----- Given entries -----
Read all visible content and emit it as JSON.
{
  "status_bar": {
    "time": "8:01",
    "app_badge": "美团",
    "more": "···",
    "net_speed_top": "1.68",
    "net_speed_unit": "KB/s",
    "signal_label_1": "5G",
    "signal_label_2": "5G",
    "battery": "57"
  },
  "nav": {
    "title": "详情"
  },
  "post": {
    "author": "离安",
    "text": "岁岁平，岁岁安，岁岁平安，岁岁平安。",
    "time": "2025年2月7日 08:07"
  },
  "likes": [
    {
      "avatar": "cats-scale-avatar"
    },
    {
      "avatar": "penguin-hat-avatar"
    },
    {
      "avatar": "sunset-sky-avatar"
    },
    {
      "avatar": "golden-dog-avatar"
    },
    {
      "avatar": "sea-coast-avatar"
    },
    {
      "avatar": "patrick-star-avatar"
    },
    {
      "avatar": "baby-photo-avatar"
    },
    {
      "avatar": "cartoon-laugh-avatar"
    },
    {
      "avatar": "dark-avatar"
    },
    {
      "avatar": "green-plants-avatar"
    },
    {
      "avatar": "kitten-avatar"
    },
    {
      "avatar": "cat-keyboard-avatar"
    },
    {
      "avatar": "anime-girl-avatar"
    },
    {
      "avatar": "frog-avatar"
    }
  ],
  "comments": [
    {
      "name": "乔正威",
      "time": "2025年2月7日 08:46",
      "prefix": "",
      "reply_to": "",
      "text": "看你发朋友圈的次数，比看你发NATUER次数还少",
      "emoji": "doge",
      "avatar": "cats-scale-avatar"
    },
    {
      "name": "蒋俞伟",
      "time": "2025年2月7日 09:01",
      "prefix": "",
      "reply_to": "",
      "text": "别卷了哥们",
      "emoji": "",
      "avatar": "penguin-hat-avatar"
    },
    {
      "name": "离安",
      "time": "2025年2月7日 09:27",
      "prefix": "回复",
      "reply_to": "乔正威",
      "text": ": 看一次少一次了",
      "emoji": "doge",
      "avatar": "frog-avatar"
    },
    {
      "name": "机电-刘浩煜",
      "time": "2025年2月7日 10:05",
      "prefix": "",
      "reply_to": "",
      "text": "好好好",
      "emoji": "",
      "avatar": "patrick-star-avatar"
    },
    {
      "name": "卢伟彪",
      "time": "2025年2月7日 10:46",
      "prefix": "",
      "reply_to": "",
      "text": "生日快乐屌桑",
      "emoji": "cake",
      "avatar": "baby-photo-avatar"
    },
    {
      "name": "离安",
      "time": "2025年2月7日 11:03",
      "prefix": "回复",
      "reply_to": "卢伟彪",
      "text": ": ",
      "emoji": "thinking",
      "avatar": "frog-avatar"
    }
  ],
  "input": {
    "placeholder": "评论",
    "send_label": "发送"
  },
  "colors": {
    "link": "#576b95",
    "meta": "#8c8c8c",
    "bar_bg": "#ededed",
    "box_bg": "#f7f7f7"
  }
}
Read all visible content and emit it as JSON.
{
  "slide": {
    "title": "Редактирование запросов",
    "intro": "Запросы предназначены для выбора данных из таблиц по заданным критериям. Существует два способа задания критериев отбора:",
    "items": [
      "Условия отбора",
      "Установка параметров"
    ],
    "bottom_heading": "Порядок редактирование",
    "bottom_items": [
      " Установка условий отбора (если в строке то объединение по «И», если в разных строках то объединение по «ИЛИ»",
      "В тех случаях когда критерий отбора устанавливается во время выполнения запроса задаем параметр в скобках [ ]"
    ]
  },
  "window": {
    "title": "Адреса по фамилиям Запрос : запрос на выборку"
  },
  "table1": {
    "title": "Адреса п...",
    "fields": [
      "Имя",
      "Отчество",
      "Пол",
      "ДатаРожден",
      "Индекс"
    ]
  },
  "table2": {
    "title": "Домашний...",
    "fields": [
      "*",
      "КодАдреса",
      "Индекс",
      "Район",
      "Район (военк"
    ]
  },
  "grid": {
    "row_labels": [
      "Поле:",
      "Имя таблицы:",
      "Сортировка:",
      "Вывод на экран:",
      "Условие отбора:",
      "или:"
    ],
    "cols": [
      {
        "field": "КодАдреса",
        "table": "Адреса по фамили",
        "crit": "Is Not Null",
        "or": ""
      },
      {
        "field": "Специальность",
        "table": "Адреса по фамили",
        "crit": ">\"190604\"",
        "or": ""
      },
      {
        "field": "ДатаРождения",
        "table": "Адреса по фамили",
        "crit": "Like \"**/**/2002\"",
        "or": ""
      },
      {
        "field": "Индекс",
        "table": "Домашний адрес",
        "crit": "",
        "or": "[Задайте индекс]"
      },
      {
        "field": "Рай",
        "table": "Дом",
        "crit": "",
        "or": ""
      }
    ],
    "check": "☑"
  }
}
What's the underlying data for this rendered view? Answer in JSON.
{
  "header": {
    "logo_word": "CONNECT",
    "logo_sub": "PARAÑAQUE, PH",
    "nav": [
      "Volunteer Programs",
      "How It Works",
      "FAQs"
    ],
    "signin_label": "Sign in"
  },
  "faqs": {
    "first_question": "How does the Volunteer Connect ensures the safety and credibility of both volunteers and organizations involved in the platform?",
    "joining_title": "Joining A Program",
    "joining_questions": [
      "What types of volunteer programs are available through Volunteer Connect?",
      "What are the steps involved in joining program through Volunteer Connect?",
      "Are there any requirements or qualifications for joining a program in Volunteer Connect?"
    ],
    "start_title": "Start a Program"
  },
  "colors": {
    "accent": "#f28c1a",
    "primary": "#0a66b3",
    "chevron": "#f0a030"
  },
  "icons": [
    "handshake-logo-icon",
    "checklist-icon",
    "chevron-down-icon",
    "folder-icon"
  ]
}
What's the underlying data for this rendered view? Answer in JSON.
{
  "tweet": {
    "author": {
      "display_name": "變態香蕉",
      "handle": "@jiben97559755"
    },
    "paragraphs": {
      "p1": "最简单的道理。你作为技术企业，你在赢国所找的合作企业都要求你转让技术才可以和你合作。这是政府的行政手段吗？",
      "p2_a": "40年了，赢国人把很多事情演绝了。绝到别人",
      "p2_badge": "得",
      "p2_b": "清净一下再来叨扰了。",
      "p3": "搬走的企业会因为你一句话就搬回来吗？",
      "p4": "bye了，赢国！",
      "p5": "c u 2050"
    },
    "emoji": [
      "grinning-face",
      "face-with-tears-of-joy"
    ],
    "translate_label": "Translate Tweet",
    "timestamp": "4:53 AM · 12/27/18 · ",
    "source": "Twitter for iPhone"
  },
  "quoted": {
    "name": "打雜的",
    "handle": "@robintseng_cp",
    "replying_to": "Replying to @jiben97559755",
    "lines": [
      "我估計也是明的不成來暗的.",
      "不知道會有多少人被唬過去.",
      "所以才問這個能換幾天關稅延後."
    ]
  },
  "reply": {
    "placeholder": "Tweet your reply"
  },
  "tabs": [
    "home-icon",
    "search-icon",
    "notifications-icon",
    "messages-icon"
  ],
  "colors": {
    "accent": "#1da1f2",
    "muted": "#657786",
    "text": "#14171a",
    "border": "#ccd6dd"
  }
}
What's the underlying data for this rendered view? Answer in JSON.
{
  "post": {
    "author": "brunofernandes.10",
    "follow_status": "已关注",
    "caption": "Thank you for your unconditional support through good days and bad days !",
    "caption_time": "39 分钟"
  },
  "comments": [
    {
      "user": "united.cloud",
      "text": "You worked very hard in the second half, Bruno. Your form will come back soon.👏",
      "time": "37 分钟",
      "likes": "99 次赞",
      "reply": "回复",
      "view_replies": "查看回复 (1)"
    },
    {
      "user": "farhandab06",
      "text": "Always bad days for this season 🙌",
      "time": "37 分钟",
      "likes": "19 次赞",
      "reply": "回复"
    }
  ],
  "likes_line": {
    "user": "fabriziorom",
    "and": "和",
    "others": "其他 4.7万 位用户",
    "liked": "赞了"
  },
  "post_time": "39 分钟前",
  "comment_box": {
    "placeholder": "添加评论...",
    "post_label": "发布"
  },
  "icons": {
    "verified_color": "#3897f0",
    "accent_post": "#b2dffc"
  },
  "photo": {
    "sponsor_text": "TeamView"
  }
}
-----
What you need to do :: Give every line of the material that includes the string "through".

Solution to this problem ::
      "What types of volunteer programs are available through Volunteer Connect?",
      "What are the steps involved in joining program through Volunteer Connect?",
    "caption": "Thank you for your unconditional support through good days and bad days !",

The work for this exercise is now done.